### Task description
Reproduce all of the material word for word.

──────── Provided records ────────

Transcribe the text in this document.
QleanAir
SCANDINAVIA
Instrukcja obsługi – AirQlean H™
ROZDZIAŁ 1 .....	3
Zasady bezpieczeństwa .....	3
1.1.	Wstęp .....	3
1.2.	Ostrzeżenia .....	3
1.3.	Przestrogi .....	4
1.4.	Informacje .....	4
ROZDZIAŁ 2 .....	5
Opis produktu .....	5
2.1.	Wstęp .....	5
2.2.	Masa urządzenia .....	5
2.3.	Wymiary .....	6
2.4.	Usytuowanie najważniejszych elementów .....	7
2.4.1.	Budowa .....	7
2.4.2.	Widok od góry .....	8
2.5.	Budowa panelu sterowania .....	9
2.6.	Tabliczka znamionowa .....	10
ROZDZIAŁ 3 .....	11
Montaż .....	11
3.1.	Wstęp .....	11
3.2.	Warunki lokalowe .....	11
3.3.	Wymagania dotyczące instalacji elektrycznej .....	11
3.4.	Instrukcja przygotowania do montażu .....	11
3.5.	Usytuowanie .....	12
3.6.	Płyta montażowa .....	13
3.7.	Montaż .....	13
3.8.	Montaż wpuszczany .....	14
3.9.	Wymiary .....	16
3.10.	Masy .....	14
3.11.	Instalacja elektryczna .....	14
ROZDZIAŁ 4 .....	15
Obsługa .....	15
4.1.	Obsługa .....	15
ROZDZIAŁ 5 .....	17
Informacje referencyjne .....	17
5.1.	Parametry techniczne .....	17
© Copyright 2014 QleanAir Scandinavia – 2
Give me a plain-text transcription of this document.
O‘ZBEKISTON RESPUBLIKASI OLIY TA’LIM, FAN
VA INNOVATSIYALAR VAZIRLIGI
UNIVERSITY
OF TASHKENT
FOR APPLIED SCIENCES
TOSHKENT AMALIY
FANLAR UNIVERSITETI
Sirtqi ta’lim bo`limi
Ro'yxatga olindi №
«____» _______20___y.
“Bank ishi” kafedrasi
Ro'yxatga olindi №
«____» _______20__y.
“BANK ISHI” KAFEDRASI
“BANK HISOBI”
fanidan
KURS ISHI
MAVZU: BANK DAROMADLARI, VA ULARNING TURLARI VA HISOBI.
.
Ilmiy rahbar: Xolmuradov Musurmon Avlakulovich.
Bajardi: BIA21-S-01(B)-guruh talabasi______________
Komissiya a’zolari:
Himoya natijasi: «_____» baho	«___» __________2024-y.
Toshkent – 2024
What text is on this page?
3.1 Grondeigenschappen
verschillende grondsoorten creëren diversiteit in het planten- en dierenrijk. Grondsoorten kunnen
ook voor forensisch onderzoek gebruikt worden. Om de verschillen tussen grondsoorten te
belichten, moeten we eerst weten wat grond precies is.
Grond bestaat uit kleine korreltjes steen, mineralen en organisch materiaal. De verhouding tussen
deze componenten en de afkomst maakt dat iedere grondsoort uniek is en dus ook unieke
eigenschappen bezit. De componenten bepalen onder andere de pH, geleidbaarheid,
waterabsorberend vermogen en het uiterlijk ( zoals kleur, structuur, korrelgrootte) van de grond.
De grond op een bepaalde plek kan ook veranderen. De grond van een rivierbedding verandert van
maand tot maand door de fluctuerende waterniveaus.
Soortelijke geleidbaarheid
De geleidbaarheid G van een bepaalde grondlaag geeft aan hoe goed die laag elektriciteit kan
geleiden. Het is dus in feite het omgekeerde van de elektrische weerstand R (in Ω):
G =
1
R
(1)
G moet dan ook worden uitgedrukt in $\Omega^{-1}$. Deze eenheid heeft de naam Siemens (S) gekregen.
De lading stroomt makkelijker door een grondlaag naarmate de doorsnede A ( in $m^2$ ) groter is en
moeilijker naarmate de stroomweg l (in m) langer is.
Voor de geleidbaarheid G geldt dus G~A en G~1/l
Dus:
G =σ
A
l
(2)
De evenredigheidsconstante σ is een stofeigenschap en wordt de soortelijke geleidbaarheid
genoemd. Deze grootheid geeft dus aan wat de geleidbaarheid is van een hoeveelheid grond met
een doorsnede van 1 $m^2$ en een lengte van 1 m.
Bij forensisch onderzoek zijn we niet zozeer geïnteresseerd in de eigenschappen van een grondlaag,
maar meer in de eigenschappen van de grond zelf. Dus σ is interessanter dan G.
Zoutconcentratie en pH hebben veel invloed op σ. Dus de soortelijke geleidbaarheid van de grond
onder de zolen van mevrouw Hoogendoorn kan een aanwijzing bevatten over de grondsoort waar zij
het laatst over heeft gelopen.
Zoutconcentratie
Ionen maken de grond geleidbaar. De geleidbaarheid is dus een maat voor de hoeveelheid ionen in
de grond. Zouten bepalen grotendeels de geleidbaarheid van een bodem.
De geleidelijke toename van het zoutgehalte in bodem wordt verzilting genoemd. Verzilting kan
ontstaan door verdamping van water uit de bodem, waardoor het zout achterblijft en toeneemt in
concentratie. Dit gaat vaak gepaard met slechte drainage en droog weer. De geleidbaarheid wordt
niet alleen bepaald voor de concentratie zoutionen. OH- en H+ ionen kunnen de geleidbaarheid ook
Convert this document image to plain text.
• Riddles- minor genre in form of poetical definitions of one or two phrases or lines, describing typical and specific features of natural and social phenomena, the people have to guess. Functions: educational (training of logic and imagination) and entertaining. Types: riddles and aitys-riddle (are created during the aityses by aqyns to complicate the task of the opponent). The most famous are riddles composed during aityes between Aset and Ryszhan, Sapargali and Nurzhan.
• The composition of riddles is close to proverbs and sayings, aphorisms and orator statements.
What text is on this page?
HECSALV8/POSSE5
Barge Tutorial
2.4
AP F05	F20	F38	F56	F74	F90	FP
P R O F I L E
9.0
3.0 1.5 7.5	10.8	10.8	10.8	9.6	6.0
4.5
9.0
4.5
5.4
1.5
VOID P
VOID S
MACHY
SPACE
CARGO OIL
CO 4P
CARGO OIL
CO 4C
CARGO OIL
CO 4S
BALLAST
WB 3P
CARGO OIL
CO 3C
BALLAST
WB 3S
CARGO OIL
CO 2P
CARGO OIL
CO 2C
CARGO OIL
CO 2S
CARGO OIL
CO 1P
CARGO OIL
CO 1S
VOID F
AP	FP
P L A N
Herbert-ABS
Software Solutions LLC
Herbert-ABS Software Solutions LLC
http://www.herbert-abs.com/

────────

### Task answer
Transcribe the text in this document.
QleanAir
SCANDINAVIA
Instrukcja obsługi – AirQlean H™
ROZDZIAŁ 1 .....	3
Zasady bezpieczeństwa .....	3
1.1.	Wstęp .....	3
1.2.	Ostrzeżenia .....	3
1.3.	Przestrogi .....	4
1.4.	Informacje .....	4
ROZDZIAŁ 2 .....	5
Opis produktu .....	5
2.1.	Wstęp .....	5
2.2.	Masa urządzenia .....	5
2.3.	Wymiary .....	6
2.4.	Usytuowanie najważniejszych elementów .....	7
2.4.1.	Budowa .....	7
2.4.2.	Widok od góry .....	8
2.5.	Budowa panelu sterowania .....	9
2.6.	Tabliczka znamionowa .....	10
ROZDZIAŁ 3 .....	11
Montaż .....	11
3.1.	Wstęp .....	11
3.2.	Warunki lokalowe .....	11
3.3.	Wymagania dotyczące instalacji elektrycznej .....	11
3.4.	Instrukcja przygotowania do montażu .....	11
3.5.	Usytuowanie .....	12
3.6.	Płyta montażowa .....	13
3.7.	Montaż .....	13
3.8.	Montaż wpuszczany .....	14
3.9.	Wymiary .....	16
3.10.	Masy .....	14
3.11.	Instalacja elektryczna .....	14
ROZDZIAŁ 4 .....	15
Obsługa .....	15
4.1.	Obsługa .....	15
ROZDZIAŁ 5 .....	17
Informacje referencyjne .....	17
5.1.	Parametry techniczne .....	17
© Copyright 2014 QleanAir Scandinavia – 2
Give me a plain-text transcription of this document.
O‘ZBEKISTON RESPUBLIKASI OLIY TA’LIM, FAN
VA INNOVATSIYALAR VAZIRLIGI
UNIVERSITY
OF TASHKENT
FOR APPLIED SCIENCES
TOSHKENT AMALIY
FANLAR UNIVERSITETI
Sirtqi ta’lim bo`limi
Ro'yxatga olindi №
«____» _______20___y.
“Bank ishi” kafedrasi
Ro'yxatga olindi №
«____» _______20__y.
“BANK ISHI” KAFEDRASI
“BANK HISOBI”
fanidan
KURS ISHI
MAVZU: BANK DAROMADLARI, VA ULARNING TURLARI VA HISOBI.
.
Ilmiy rahbar: Xolmuradov Musurmon Avlakulovich.
Bajardi: BIA21-S-01(B)-guruh talabasi______________
Komissiya a’zolari:
Himoya natijasi: «_____» baho	«___» __________2024-y.
Toshkent – 2024
What text is on this page?
3.1 Grondeigenschappen
verschillende grondsoorten creëren diversiteit in het planten- en dierenrijk. Grondsoorten kunnen
ook voor forensisch onderzoek gebruikt worden. Om de verschillen tussen grondsoorten te
belichten, moeten we eerst weten wat grond precies is.
Grond bestaat uit kleine korreltjes steen, mineralen en organisch materiaal. De verhouding tussen
deze componenten en de afkomst maakt dat iedere grondsoort uniek is en dus ook unieke
eigenschappen bezit. De componenten bepalen onder andere de pH, geleidbaarheid,
waterabsorberend vermogen en het uiterlijk ( zoals kleur, structuur, korrelgrootte) van de grond.
De grond op een bepaalde plek kan ook veranderen. De grond van een rivierbedding verandert van
maand tot maand door de fluctuerende waterniveaus.
Soortelijke geleidbaarheid
De geleidbaarheid G van een bepaalde grondlaag geeft aan hoe goed die laag elektriciteit kan
geleiden. Het is dus in feite het omgekeerde van de elektrische weerstand R (in Ω):
G =
1
R
(1)
G moet dan ook worden uitgedrukt in $\Omega^{-1}$. Deze eenheid heeft de naam Siemens (S) gekregen.
De lading stroomt makkelijker door een grondlaag naarmate de doorsnede A ( in $m^2$ ) groter is en
moeilijker naarmate de stroomweg l (in m) langer is.
Voor de geleidbaarheid G geldt dus G~A en G~1/l
Dus:
G =σ
A
l
(2)
De evenredigheidsconstante σ is een stofeigenschap en wordt de soortelijke geleidbaarheid
genoemd. Deze grootheid geeft dus aan wat de geleidbaarheid is van een hoeveelheid grond met
een doorsnede van 1 $m^2$ en een lengte van 1 m.
Bij forensisch onderzoek zijn we niet zozeer geïnteresseerd in de eigenschappen van een grondlaag,
maar meer in de eigenschappen van de grond zelf. Dus σ is interessanter dan G.
Zoutconcentratie en pH hebben veel invloed op σ. Dus de soortelijke geleidbaarheid van de grond
onder de zolen van mevrouw Hoogendoorn kan een aanwijzing bevatten over de grondsoort waar zij
het laatst over heeft gelopen.
Zoutconcentratie
Ionen maken de grond geleidbaar. De geleidbaarheid is dus een maat voor de hoeveelheid ionen in
de grond. Zouten bepalen grotendeels de geleidbaarheid van een bodem.
De geleidelijke toename van het zoutgehalte in bodem wordt verzilting genoemd. Verzilting kan
ontstaan door verdamping van water uit de bodem, waardoor het zout achterblijft en toeneemt in
concentratie. Dit gaat vaak gepaard met slechte drainage en droog weer. De geleidbaarheid wordt
niet alleen bepaald voor de concentratie zoutionen. OH- en H+ ionen kunnen de geleidbaarheid ook
Convert this document image to plain text.
• Riddles- minor genre in form of poetical definitions of one or two phrases or lines, describing typical and specific features of natural and social phenomena, the people have to guess. Functions: educational (training of logic and imagination) and entertaining. Types: riddles and aitys-riddle (are created during the aityses by aqyns to complicate the task of the opponent). The most famous are riddles composed during aityes between Aset and Ryszhan, Sapargali and Nurzhan.
• The composition of riddles is close to proverbs and sayings, aphorisms and orator statements.
What text is on this page?
HECSALV8/POSSE5
Barge Tutorial
2.4
AP F05	F20	F38	F56	F74	F90	FP
P R O F I L E
9.0
3.0 1.5 7.5	10.8	10.8	10.8	9.6	6.0
4.5
9.0
4.5
5.4
1.5
VOID P
VOID S
MACHY
SPACE
CARGO OIL
CO 4P
CARGO OIL
CO 4C
CARGO OIL
CO 4S
BALLAST
WB 3P
CARGO OIL
CO 3C
BALLAST
WB 3S
CARGO OIL
CO 2P
CARGO OIL
CO 2C
CARGO OIL
CO 2S
CARGO OIL
CO 1P
CARGO OIL
CO 1S
VOID F
AP	FP
P L A N
Herbert-ABS
Software Solutions LLC
Herbert-ABS Software Solutions LLC
http://www.herbert-abs.com/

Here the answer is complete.